**ITEMS**

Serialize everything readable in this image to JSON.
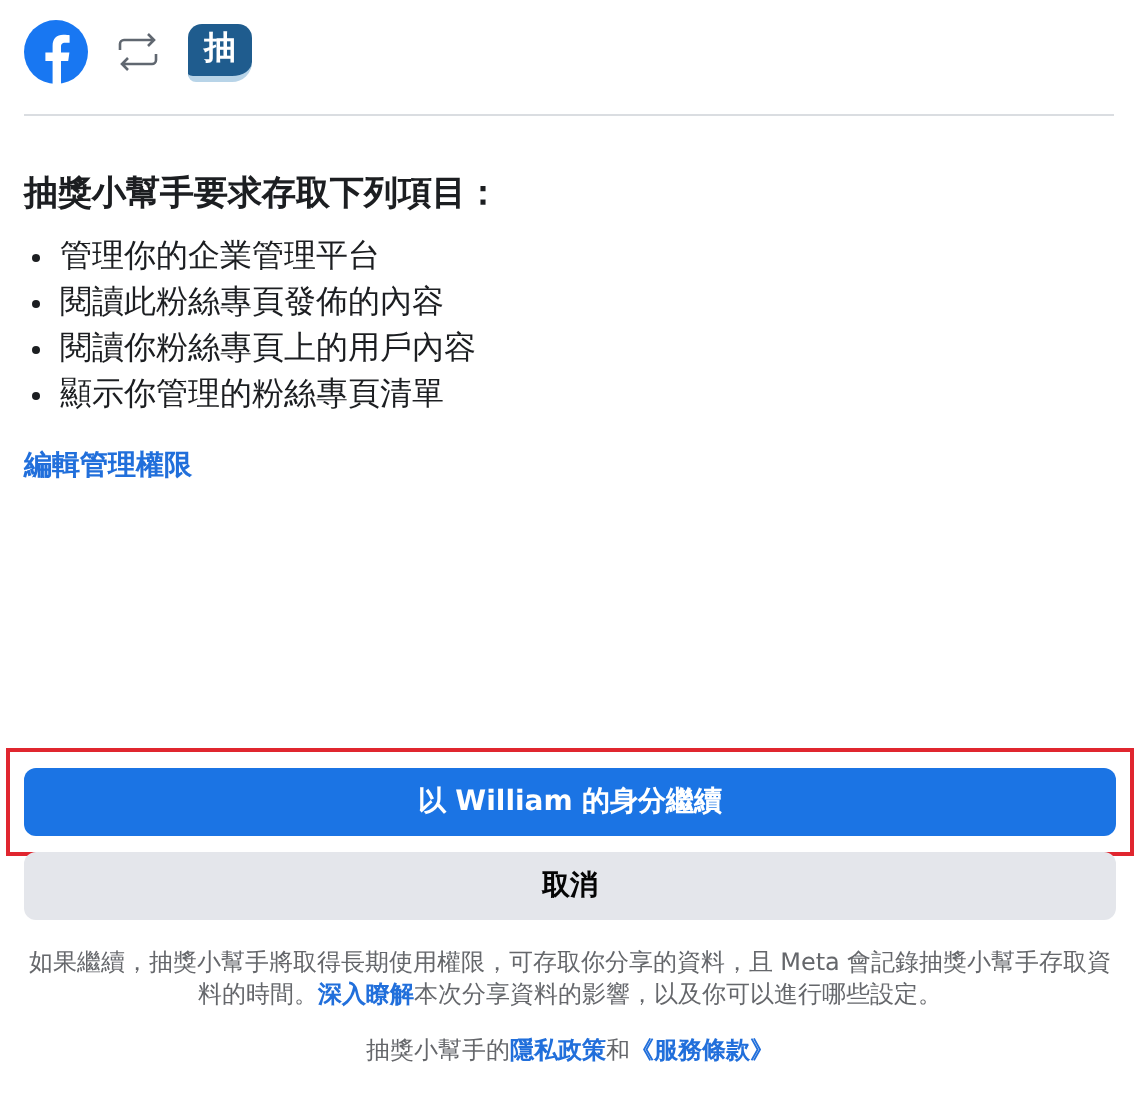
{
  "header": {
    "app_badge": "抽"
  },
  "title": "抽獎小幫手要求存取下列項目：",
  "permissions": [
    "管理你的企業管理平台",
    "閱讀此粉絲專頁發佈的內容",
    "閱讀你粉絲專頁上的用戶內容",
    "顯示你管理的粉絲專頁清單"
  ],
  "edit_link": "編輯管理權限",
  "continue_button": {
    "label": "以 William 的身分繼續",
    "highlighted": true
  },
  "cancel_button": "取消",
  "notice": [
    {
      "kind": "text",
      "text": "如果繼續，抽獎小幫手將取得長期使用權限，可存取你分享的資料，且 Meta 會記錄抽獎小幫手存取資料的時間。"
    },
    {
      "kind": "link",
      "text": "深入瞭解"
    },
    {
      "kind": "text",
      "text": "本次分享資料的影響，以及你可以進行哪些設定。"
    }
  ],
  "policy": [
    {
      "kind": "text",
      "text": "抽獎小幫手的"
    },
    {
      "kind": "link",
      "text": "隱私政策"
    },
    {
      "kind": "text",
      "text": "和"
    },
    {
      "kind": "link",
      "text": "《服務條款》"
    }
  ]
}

**EXERCISE REQUIREMENTS**
Above are the records. Identify each line that contains the word "text".

**SOLUTION TO THIS TASK**
      "kind": "text",
      "text": "如果繼續，抽獎小幫手將取得長期使用權限，可存取你分享的資料，且 Meta 會記錄抽獎小幫手存取資料的時間。"
      "text": "深入瞭解"
      "kind": "text",
      "text": "本次分享資料的影響，以及你可以進行哪些設定。"
      "kind": "text",
      "text": "抽獎小幫手的"
      "text": "隱私政策"
      "kind": "text",
      "text": "和"
      "text": "《服務條款》"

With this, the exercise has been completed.